_What is needed_. Review the material line by line. Identify and copy every line that contains the string "Snow".

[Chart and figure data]
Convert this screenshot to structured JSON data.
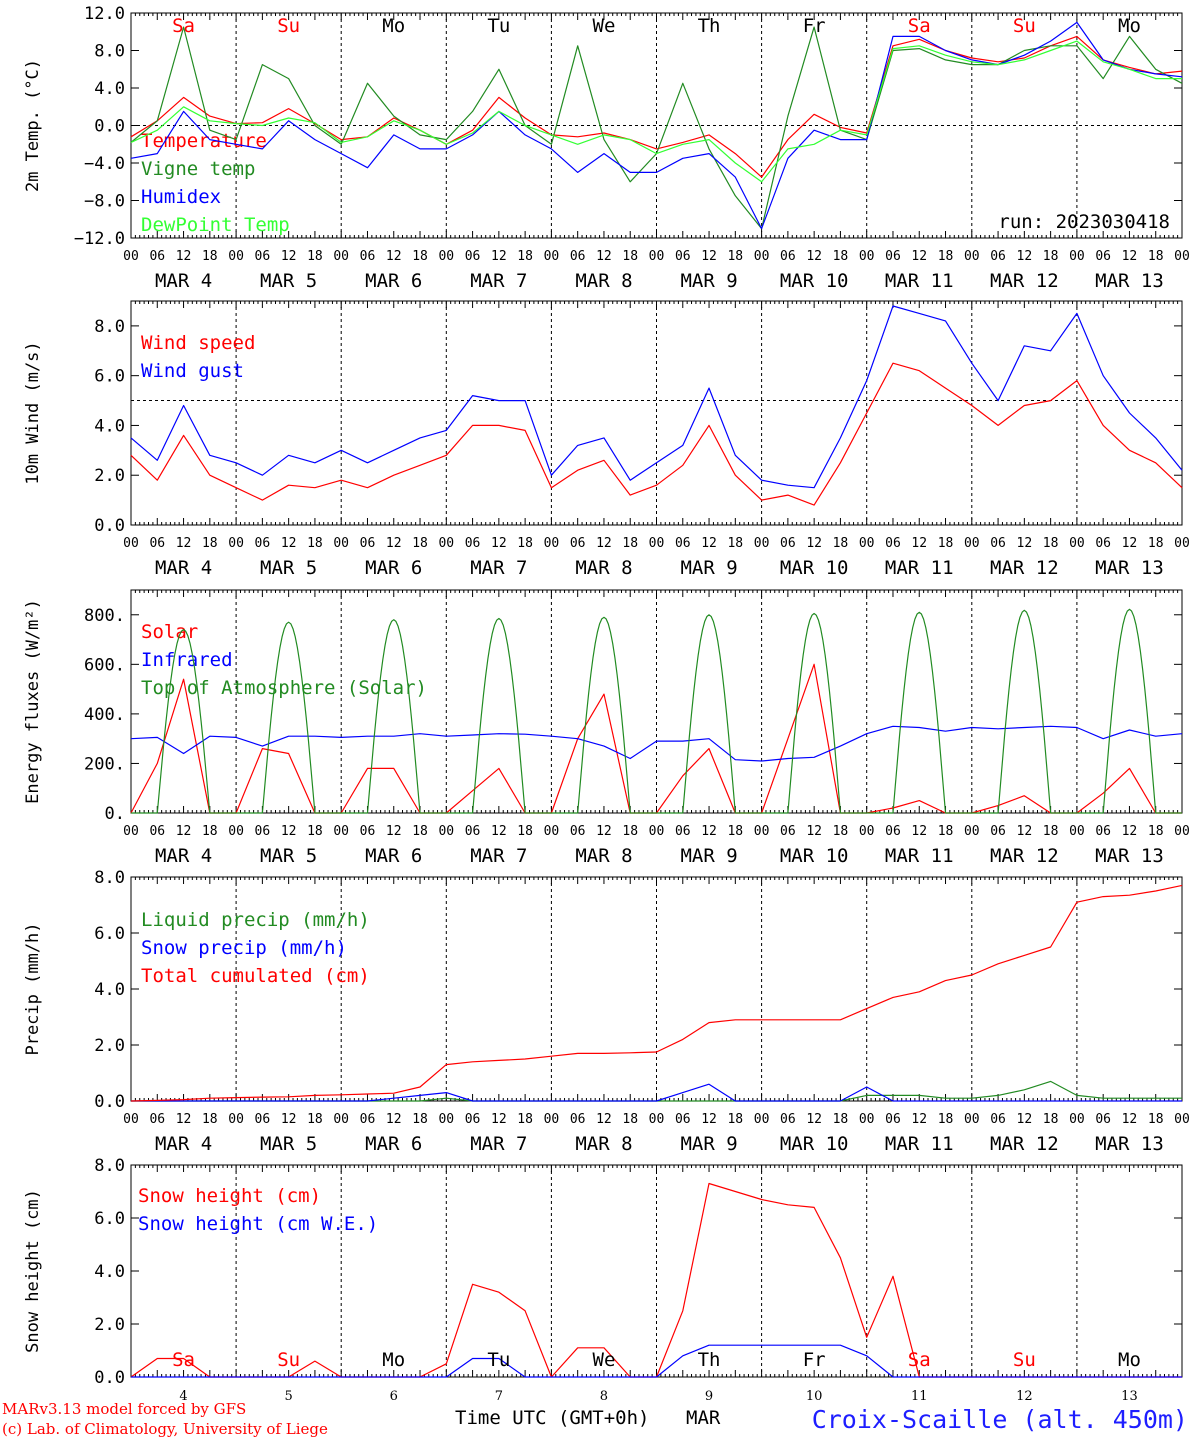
{
  "run_label": "run: 2023030418",
  "hour_ticks": [
    "00",
    "06",
    "12",
    "18"
  ],
  "day_labels": [
    "MAR  4",
    "MAR  5",
    "MAR  6",
    "MAR  7",
    "MAR  8",
    "MAR  9",
    "MAR 10",
    "MAR 11",
    "MAR 12",
    "MAR 13"
  ],
  "weekdays": [
    "Sa",
    "Su",
    "Mo",
    "Tu",
    "We",
    "Th",
    "Fr",
    "Sa",
    "Su",
    "Mo"
  ],
  "weekday_colors": [
    "#ff0000",
    "#ff0000",
    "#000000",
    "#000000",
    "#000000",
    "#000000",
    "#000000",
    "#ff0000",
    "#ff0000",
    "#000000"
  ],
  "bottom_days": [
    "4",
    "5",
    "6",
    "7",
    "8",
    "9",
    "10",
    "11",
    "12",
    "13"
  ],
  "footer": {
    "model": "MARv3.13 model forced by GFS",
    "lab": "(c) Lab. of Climatology, University of Liege",
    "axis_title": "Time UTC (GMT+0h)",
    "axis_month": "MAR",
    "station": "Croix-Scaille (alt. 450m)"
  },
  "chart_data": [
    {
      "type": "line",
      "ylabel": "2m Temp. (°C)",
      "ylim": [
        -12,
        12
      ],
      "yticks": [
        "12.0",
        "8.0",
        "4.0",
        "0.0",
        "−4.0",
        "−8.0",
        "−12.0"
      ],
      "ref_line": 0,
      "x_hours": [
        0,
        6,
        12,
        18,
        24,
        30,
        36,
        42,
        48,
        54,
        60,
        66,
        72,
        78,
        84,
        90,
        96,
        102,
        108,
        114,
        120,
        126,
        132,
        138,
        144,
        150,
        156,
        162,
        168,
        174,
        180,
        186,
        192,
        198,
        204,
        210,
        216,
        222,
        228,
        234,
        240
      ],
      "series": [
        {
          "name": "Temperature",
          "color": "#ff0000",
          "values": [
            -1.2,
            0.5,
            3.0,
            1.0,
            0.2,
            0.3,
            1.8,
            0.2,
            -1.5,
            -1.2,
            0.8,
            -0.5,
            -2.0,
            -0.5,
            3.0,
            0.8,
            -1.0,
            -1.2,
            -0.8,
            -1.5,
            -2.5,
            -1.8,
            -1.0,
            -3.0,
            -5.5,
            -1.5,
            1.2,
            -0.2,
            -0.8,
            8.5,
            9.2,
            8.0,
            7.2,
            6.8,
            7.2,
            8.5,
            9.5,
            7.0,
            6.2,
            5.5,
            5.8
          ]
        },
        {
          "name": "Vigne temp",
          "color": "#228b22",
          "values": [
            -1.8,
            0.5,
            10.5,
            -0.5,
            -1.5,
            6.5,
            5.0,
            0.0,
            -2.0,
            4.5,
            1.0,
            -1.0,
            -1.5,
            1.5,
            6.0,
            0.0,
            -2.0,
            8.5,
            -1.5,
            -6.0,
            -3.0,
            4.5,
            -2.5,
            -7.5,
            -11.0,
            1.0,
            10.5,
            -0.5,
            -1.5,
            8.0,
            8.2,
            7.0,
            6.5,
            6.5,
            8.0,
            8.5,
            8.5,
            5.0,
            9.5,
            6.0,
            4.5
          ]
        },
        {
          "name": "Humidex",
          "color": "#0000ff",
          "values": [
            -3.5,
            -3.0,
            1.5,
            -1.5,
            -2.0,
            -2.5,
            0.5,
            -1.5,
            -3.0,
            -4.5,
            -1.0,
            -2.5,
            -2.5,
            -1.0,
            1.5,
            -1.0,
            -2.5,
            -5.0,
            -3.0,
            -5.0,
            -5.0,
            -3.5,
            -3.0,
            -5.5,
            -11.0,
            -3.5,
            -0.5,
            -1.5,
            -1.5,
            9.5,
            9.5,
            8.0,
            7.0,
            6.5,
            7.5,
            9.0,
            11.0,
            7.0,
            6.0,
            5.5,
            5.2
          ]
        },
        {
          "name": "DewPoint Temp",
          "color": "#33ff33",
          "values": [
            -1.8,
            -0.5,
            2.0,
            0.5,
            0.2,
            0.0,
            0.8,
            0.3,
            -1.8,
            -1.2,
            0.5,
            -0.5,
            -2.0,
            -0.8,
            1.5,
            0.0,
            -1.0,
            -2.0,
            -1.0,
            -1.5,
            -3.0,
            -2.0,
            -1.5,
            -4.0,
            -6.0,
            -2.5,
            -2.0,
            -0.5,
            -1.0,
            8.2,
            8.5,
            7.5,
            6.8,
            6.5,
            7.0,
            8.0,
            9.0,
            6.8,
            6.0,
            5.0,
            5.0
          ]
        }
      ]
    },
    {
      "type": "line",
      "ylabel": "10m Wind (m/s)",
      "ylim": [
        0,
        9
      ],
      "yticks": [
        "8.0",
        "6.0",
        "4.0",
        "2.0",
        "0.0"
      ],
      "ref_line": 5,
      "x_hours": [
        0,
        6,
        12,
        18,
        24,
        30,
        36,
        42,
        48,
        54,
        60,
        66,
        72,
        78,
        84,
        90,
        96,
        102,
        108,
        114,
        120,
        126,
        132,
        138,
        144,
        150,
        156,
        162,
        168,
        174,
        180,
        186,
        192,
        198,
        204,
        210,
        216,
        222,
        228,
        234,
        240
      ],
      "series": [
        {
          "name": "Wind speed",
          "color": "#ff0000",
          "values": [
            2.8,
            1.8,
            3.6,
            2.0,
            1.5,
            1.0,
            1.6,
            1.5,
            1.8,
            1.5,
            2.0,
            2.4,
            2.8,
            4.0,
            4.0,
            3.8,
            1.5,
            2.2,
            2.6,
            1.2,
            1.6,
            2.4,
            4.0,
            2.0,
            1.0,
            1.2,
            0.8,
            2.5,
            4.5,
            6.5,
            6.2,
            5.5,
            4.8,
            4.0,
            4.8,
            5.0,
            5.8,
            4.0,
            3.0,
            2.5,
            1.5
          ]
        },
        {
          "name": "Wind gust",
          "color": "#0000ff",
          "values": [
            3.5,
            2.6,
            4.8,
            2.8,
            2.5,
            2.0,
            2.8,
            2.5,
            3.0,
            2.5,
            3.0,
            3.5,
            3.8,
            5.2,
            5.0,
            5.0,
            2.0,
            3.2,
            3.5,
            1.8,
            2.5,
            3.2,
            5.5,
            2.8,
            1.8,
            1.6,
            1.5,
            3.5,
            5.8,
            8.8,
            8.5,
            8.2,
            6.5,
            5.0,
            7.2,
            7.0,
            8.5,
            6.0,
            4.5,
            3.5,
            2.2
          ]
        }
      ]
    },
    {
      "type": "line",
      "ylabel": "Energy fluxes (W/m²)",
      "ylim": [
        0,
        900
      ],
      "yticks": [
        "800.",
        "600.",
        "400.",
        "200.",
        "0."
      ],
      "x_hours": [
        0,
        6,
        12,
        18,
        24,
        30,
        36,
        42,
        48,
        54,
        60,
        66,
        72,
        78,
        84,
        90,
        96,
        102,
        108,
        114,
        120,
        126,
        132,
        138,
        144,
        150,
        156,
        162,
        168,
        174,
        180,
        186,
        192,
        198,
        204,
        210,
        216,
        222,
        228,
        234,
        240
      ],
      "series": [
        {
          "name": "Solar",
          "color": "#ff0000",
          "values": [
            0,
            200,
            540,
            0,
            0,
            260,
            240,
            0,
            0,
            180,
            180,
            0,
            0,
            90,
            180,
            0,
            0,
            300,
            480,
            0,
            0,
            150,
            260,
            0,
            0,
            300,
            600,
            0,
            0,
            20,
            50,
            0,
            0,
            30,
            70,
            0,
            0,
            80,
            180,
            0,
            0
          ]
        },
        {
          "name": "Infrared",
          "color": "#0000ff",
          "values": [
            300,
            305,
            240,
            310,
            305,
            270,
            310,
            310,
            305,
            310,
            310,
            320,
            310,
            315,
            320,
            318,
            310,
            300,
            270,
            220,
            290,
            290,
            300,
            215,
            210,
            220,
            225,
            270,
            320,
            350,
            345,
            330,
            345,
            340,
            345,
            350,
            345,
            300,
            335,
            310,
            320
          ]
        },
        {
          "name": "Top of Atmosphere (Solar)",
          "color": "#228b22",
          "daily_peaks": [
            740,
            770,
            780,
            785,
            790,
            800,
            805,
            810,
            818,
            822
          ]
        }
      ]
    },
    {
      "type": "line",
      "ylabel": "Precip (mm/h)",
      "ylim": [
        0,
        8
      ],
      "yticks": [
        "8.0",
        "6.0",
        "4.0",
        "2.0",
        "0.0"
      ],
      "x_hours": [
        0,
        6,
        12,
        18,
        24,
        30,
        36,
        42,
        48,
        54,
        60,
        66,
        72,
        78,
        84,
        90,
        96,
        102,
        108,
        114,
        120,
        126,
        132,
        138,
        144,
        150,
        156,
        162,
        168,
        174,
        180,
        186,
        192,
        198,
        204,
        210,
        216,
        222,
        228,
        234,
        240
      ],
      "series": [
        {
          "name": "Liquid precip (mm/h)",
          "color": "#228b22",
          "values": [
            0,
            0,
            0,
            0,
            0,
            0,
            0,
            0,
            0,
            0,
            0,
            0,
            0.1,
            0,
            0,
            0,
            0,
            0,
            0,
            0,
            0,
            0,
            0,
            0,
            0,
            0,
            0,
            0,
            0.2,
            0.2,
            0.2,
            0.1,
            0.1,
            0.2,
            0.4,
            0.7,
            0.2,
            0.1,
            0.1,
            0.1,
            0.1
          ]
        },
        {
          "name": "Snow precip (mm/h)",
          "color": "#0000ff",
          "values": [
            0,
            0,
            0,
            0,
            0,
            0,
            0,
            0,
            0,
            0,
            0.1,
            0.2,
            0.3,
            0,
            0,
            0,
            0,
            0,
            0,
            0,
            0,
            0.3,
            0.6,
            0,
            0,
            0,
            0,
            0,
            0.5,
            0,
            0,
            0,
            0,
            0,
            0,
            0,
            0,
            0,
            0,
            0,
            0
          ]
        },
        {
          "name": "Total cumulated (cm)",
          "color": "#ff0000",
          "values": [
            0,
            0.02,
            0.05,
            0.1,
            0.12,
            0.14,
            0.15,
            0.2,
            0.22,
            0.25,
            0.28,
            0.5,
            1.3,
            1.4,
            1.45,
            1.5,
            1.6,
            1.7,
            1.7,
            1.72,
            1.75,
            2.2,
            2.8,
            2.9,
            2.9,
            2.9,
            2.9,
            2.9,
            3.3,
            3.7,
            3.9,
            4.3,
            4.5,
            4.9,
            5.2,
            5.5,
            7.1,
            7.3,
            7.35,
            7.5,
            7.7
          ]
        }
      ]
    },
    {
      "type": "line",
      "ylabel": "Snow height (cm)",
      "ylim": [
        0,
        8
      ],
      "yticks": [
        "8.0",
        "6.0",
        "4.0",
        "2.0",
        "0.0"
      ],
      "x_hours": [
        0,
        6,
        12,
        18,
        24,
        30,
        36,
        42,
        48,
        54,
        60,
        66,
        72,
        78,
        84,
        90,
        96,
        102,
        108,
        114,
        120,
        126,
        132,
        138,
        144,
        150,
        156,
        162,
        168,
        174,
        180,
        186,
        192,
        198,
        204,
        210,
        216,
        222,
        228,
        234,
        240
      ],
      "series": [
        {
          "name": "Snow height (cm)",
          "color": "#ff0000",
          "values": [
            0,
            0.7,
            0.7,
            0,
            0,
            0,
            0,
            0.6,
            0,
            0,
            0,
            0,
            0.5,
            3.5,
            3.2,
            2.5,
            0,
            1.1,
            1.1,
            0,
            0,
            2.5,
            7.3,
            7.0,
            6.7,
            6.5,
            6.4,
            4.5,
            1.5,
            3.8,
            0,
            0,
            0,
            0,
            0,
            0,
            0,
            0,
            0,
            0,
            0
          ]
        },
        {
          "name": "Snow height (cm W.E.)",
          "color": "#0000ff",
          "values": [
            0,
            0,
            0,
            0,
            0,
            0,
            0,
            0,
            0,
            0,
            0,
            0,
            0,
            0.7,
            0.7,
            0,
            0,
            0,
            0,
            0,
            0,
            0.8,
            1.2,
            1.2,
            1.2,
            1.2,
            1.2,
            1.2,
            0.8,
            0,
            0,
            0,
            0,
            0,
            0,
            0,
            0,
            0,
            0,
            0,
            0
          ]
        }
      ]
    }
  ]
}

_Complete output_.
          "name": "Snow precip (mm/h)",
      "ylabel": "Snow height (cm)",
          "name": "Snow height (cm)",
          "name": "Snow height (cm W.E.)",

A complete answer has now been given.